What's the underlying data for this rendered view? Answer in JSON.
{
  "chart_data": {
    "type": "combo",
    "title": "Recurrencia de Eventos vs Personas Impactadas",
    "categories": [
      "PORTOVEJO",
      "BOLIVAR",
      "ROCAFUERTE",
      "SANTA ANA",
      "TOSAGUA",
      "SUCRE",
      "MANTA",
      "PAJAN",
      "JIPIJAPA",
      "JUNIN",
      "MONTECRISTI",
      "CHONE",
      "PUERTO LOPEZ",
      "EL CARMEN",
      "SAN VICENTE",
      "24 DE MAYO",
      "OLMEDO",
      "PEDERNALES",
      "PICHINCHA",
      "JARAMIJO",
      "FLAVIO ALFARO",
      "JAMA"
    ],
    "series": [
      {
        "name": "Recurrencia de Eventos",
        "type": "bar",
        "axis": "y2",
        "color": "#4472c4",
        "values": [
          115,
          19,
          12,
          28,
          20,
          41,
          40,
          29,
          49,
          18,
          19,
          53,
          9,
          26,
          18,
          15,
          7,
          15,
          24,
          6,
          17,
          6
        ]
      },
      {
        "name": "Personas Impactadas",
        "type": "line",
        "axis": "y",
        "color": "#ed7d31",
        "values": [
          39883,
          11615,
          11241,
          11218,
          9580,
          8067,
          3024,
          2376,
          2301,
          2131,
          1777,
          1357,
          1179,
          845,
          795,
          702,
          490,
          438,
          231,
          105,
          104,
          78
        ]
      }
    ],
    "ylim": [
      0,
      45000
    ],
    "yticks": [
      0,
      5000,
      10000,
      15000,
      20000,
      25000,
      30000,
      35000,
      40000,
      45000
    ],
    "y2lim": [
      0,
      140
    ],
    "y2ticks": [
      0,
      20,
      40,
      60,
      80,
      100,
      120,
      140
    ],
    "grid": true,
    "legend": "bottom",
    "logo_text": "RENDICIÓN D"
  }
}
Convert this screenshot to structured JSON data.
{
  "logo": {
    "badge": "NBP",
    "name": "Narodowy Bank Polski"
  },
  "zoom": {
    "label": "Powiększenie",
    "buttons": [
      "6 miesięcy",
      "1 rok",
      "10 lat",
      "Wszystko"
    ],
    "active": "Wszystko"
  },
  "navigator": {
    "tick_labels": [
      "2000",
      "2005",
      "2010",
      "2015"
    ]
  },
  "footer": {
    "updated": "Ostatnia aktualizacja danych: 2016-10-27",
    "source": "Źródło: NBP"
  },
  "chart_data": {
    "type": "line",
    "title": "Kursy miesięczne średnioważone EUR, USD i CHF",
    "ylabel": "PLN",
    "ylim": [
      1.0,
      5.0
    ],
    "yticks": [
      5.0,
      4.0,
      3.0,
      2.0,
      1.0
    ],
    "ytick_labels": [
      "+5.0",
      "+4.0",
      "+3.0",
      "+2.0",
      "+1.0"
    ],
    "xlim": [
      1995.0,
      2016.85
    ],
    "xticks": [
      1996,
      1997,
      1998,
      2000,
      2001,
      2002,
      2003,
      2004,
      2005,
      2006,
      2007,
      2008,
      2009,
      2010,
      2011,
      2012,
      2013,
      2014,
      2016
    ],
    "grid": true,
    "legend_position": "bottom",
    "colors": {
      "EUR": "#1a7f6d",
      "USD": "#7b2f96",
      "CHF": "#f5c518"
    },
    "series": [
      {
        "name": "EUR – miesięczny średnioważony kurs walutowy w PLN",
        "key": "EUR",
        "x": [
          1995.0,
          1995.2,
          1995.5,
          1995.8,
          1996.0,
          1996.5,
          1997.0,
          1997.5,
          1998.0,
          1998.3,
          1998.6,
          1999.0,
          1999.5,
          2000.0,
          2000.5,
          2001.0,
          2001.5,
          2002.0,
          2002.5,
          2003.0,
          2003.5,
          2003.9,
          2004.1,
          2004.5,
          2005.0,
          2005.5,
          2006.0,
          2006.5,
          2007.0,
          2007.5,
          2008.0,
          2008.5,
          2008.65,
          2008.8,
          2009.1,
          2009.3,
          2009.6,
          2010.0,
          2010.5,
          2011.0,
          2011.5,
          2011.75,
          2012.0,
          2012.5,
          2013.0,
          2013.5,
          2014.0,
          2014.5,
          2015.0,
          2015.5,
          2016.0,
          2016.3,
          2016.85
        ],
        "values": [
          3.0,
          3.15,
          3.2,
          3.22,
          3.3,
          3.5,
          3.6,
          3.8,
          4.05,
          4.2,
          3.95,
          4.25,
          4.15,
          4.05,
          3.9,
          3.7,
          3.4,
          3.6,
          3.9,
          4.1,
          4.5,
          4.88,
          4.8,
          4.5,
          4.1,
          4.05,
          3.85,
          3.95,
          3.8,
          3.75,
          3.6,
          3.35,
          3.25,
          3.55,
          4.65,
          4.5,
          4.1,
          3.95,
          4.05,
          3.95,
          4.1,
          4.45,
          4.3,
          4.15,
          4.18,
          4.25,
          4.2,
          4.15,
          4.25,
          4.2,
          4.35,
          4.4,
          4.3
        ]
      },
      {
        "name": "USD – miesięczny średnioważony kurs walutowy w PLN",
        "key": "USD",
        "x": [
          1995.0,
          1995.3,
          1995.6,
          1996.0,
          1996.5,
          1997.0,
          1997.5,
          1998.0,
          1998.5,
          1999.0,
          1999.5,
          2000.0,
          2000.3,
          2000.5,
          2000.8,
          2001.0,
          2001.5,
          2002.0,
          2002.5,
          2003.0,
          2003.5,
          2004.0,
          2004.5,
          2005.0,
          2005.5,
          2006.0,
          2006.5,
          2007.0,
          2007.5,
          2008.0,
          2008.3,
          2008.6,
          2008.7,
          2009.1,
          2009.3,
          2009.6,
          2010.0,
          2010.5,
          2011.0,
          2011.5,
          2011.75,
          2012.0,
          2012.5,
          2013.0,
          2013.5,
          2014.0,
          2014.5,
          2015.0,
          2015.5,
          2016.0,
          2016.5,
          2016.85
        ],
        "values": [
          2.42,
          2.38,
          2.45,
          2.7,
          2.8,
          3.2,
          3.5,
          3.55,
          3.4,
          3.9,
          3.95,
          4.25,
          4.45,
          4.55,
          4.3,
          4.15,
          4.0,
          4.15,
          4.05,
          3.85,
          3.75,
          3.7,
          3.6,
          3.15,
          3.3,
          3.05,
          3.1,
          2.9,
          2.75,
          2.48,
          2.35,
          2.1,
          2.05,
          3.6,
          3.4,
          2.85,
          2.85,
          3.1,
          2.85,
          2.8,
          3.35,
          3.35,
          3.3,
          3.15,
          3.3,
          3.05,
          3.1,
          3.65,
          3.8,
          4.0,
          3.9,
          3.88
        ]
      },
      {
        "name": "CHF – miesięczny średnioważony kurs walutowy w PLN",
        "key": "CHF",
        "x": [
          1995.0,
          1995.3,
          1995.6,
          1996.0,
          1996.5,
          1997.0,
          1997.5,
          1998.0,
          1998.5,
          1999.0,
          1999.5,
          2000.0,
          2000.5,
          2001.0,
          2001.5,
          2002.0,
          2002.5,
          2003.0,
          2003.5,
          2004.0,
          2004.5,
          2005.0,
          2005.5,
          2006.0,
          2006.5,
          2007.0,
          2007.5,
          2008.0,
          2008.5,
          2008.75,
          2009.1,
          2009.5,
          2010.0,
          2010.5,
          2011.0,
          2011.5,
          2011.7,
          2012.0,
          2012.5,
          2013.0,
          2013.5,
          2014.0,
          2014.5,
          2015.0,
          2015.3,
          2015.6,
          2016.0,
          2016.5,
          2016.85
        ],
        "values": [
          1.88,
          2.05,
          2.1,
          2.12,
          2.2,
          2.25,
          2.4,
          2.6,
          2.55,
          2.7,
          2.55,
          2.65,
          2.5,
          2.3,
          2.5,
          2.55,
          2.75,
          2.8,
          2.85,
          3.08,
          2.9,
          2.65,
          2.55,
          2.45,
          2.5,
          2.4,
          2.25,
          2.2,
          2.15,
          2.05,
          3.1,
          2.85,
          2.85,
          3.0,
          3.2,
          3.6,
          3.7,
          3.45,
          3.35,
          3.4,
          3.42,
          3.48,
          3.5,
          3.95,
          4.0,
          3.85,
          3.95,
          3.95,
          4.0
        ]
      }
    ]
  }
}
—————
• Requirement:
Look for "walutowy" and pull out every line that has it.

• Exercise output:
        "name": "EUR – miesięczny średnioważony kurs walutowy w PLN",
        "name": "USD – miesięczny średnioważony kurs walutowy w PLN",
        "name": "CHF – miesięczny średnioważony kurs walutowy w PLN",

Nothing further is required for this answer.